# Dataset records start

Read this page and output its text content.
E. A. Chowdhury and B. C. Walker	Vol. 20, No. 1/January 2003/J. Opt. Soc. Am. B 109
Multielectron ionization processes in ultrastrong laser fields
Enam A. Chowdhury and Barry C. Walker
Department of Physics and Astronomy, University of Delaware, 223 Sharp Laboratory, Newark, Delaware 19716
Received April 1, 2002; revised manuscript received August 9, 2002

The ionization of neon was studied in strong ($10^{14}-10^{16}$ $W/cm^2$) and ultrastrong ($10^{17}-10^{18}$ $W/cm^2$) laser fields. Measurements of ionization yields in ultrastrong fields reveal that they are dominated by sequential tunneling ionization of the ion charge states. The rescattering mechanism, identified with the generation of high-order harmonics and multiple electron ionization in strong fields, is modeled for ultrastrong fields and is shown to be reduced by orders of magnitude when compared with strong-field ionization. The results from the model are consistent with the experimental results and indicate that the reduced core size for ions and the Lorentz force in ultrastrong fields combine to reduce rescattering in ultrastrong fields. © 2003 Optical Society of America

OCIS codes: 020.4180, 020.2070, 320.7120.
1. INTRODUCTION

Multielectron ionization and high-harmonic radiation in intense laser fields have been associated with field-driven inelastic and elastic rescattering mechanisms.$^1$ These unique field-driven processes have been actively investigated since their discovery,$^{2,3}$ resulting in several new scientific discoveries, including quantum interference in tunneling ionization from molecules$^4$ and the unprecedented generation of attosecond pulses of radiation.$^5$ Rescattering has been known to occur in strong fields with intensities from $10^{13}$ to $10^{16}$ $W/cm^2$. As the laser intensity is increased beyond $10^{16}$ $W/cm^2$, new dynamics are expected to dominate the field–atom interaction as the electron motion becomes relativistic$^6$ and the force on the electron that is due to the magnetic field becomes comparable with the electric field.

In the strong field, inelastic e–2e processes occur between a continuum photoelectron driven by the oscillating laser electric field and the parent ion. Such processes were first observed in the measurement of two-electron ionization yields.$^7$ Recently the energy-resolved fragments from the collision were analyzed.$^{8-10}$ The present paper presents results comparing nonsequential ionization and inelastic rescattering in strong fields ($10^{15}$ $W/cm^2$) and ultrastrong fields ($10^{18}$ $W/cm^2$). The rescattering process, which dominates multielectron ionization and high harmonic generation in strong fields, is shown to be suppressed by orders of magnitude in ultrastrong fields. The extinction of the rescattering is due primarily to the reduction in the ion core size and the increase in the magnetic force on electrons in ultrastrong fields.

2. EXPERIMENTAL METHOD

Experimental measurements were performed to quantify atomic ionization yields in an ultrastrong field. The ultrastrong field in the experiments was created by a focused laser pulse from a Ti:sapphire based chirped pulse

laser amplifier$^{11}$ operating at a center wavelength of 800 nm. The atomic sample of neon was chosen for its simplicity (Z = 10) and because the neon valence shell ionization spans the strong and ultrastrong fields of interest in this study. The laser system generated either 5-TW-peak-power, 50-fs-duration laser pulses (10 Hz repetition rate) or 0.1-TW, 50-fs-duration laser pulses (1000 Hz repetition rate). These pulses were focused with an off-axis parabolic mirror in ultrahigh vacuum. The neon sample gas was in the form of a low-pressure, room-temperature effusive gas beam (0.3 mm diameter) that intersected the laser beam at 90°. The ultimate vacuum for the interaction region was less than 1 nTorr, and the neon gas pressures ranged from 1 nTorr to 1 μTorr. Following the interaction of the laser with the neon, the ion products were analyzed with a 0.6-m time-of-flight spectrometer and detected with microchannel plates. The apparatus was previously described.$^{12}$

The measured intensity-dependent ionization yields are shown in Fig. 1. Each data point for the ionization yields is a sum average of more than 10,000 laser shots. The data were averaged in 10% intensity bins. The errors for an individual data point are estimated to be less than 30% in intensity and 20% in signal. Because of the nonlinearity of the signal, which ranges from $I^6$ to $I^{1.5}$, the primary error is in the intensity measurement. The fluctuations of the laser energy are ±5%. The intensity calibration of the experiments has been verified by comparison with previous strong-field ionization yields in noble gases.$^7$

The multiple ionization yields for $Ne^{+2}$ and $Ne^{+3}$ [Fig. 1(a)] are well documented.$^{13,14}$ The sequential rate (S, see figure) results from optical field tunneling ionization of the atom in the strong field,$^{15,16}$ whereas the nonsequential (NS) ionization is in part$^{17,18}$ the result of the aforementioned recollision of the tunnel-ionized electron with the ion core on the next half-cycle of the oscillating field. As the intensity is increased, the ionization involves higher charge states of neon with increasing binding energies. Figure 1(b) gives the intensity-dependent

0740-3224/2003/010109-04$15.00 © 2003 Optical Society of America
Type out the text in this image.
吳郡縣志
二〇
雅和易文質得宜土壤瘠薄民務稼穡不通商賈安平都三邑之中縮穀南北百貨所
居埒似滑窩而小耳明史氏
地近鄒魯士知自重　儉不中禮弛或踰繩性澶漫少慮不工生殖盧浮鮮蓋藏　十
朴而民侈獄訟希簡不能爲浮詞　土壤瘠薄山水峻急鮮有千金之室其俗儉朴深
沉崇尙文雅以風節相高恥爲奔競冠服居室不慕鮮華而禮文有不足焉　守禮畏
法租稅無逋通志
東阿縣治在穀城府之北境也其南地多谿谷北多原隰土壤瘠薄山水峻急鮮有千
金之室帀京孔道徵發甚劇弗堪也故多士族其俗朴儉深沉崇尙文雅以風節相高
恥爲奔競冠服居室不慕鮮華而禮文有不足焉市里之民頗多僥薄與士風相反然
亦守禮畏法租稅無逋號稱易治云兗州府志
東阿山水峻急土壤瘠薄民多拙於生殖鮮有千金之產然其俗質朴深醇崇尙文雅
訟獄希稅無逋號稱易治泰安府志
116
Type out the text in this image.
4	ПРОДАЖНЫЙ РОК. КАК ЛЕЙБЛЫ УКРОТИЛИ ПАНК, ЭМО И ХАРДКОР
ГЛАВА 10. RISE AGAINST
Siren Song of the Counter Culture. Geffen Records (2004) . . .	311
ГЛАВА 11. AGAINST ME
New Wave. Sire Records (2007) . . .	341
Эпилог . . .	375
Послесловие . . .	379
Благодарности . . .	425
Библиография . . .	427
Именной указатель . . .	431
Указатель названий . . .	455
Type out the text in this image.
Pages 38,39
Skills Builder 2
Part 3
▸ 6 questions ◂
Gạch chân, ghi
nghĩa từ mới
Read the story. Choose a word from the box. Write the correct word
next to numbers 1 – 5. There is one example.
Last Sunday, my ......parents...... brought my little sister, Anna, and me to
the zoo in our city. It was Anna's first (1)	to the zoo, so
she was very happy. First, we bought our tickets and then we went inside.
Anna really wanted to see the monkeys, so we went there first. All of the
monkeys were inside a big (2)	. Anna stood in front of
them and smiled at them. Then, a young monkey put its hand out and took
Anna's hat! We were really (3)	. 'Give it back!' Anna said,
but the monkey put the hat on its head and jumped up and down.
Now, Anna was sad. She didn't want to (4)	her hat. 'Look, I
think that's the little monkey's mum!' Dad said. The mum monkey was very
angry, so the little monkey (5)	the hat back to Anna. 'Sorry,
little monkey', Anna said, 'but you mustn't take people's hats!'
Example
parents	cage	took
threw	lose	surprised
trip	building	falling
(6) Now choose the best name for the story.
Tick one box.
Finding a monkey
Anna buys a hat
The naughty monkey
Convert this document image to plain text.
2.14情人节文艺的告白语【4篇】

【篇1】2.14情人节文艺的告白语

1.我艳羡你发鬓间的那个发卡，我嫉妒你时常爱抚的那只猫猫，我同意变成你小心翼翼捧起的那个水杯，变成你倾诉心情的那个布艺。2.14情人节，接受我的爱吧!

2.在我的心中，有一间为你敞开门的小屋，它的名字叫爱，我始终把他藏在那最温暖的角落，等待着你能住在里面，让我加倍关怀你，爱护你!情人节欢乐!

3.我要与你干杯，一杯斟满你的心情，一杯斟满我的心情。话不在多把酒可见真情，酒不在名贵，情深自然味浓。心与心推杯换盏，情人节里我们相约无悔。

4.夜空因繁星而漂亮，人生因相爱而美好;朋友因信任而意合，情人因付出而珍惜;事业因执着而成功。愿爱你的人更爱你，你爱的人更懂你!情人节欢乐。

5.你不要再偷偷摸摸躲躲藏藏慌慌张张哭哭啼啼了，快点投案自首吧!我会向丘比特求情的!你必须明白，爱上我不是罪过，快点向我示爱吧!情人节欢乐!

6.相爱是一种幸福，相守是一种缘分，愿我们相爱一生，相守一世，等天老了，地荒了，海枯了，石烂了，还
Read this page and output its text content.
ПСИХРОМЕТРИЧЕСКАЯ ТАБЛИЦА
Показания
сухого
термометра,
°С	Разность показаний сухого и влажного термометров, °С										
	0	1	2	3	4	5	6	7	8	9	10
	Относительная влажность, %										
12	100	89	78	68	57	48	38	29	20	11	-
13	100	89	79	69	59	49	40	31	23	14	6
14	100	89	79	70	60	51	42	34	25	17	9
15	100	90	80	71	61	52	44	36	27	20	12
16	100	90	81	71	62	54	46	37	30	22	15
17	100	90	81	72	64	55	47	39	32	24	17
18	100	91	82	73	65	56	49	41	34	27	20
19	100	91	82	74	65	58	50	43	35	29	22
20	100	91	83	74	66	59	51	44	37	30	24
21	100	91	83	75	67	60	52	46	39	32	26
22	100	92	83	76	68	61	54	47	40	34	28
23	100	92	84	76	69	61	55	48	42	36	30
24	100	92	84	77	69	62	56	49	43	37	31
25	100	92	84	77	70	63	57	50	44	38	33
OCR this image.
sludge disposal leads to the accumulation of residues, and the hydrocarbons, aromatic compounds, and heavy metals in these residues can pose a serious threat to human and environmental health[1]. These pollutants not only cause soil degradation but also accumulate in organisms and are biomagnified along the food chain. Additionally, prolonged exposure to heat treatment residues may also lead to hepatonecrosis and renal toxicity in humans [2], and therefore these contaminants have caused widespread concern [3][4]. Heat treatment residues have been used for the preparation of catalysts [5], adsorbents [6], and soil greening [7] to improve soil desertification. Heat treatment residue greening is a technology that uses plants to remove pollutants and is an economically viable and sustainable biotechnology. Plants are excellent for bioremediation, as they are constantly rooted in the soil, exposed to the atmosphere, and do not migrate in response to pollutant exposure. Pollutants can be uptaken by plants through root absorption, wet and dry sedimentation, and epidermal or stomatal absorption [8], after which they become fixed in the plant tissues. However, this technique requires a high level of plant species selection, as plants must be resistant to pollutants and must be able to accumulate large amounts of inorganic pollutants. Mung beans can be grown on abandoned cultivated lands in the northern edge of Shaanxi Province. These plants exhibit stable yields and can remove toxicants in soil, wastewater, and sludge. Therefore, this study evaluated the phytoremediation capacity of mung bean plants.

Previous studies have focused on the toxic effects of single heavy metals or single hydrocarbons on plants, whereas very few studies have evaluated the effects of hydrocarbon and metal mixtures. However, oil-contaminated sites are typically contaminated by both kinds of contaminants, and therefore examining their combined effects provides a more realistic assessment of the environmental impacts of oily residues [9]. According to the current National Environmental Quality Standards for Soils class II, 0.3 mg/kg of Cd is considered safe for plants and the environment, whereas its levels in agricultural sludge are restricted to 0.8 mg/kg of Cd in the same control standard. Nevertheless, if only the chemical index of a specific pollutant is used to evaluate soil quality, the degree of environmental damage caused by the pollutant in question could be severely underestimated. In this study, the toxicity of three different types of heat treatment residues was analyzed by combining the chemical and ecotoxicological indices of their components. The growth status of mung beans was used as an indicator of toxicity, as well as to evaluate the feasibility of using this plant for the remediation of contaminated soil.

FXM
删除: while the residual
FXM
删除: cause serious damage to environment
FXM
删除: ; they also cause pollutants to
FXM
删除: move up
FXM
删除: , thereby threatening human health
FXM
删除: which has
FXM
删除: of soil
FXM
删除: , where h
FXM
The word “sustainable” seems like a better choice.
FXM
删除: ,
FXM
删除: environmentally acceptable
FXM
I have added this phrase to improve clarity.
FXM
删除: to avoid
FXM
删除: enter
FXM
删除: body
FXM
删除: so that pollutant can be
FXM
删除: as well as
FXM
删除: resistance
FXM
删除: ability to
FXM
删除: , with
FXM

# Dataset records end

Task objective: Pick out each line that holds the string "really".

Result for this exercise:
Anna really wanted to see the monkeys, so we went there first. All of the
Anna's hat! We were really (3)	. 'Give it back!' Anna said,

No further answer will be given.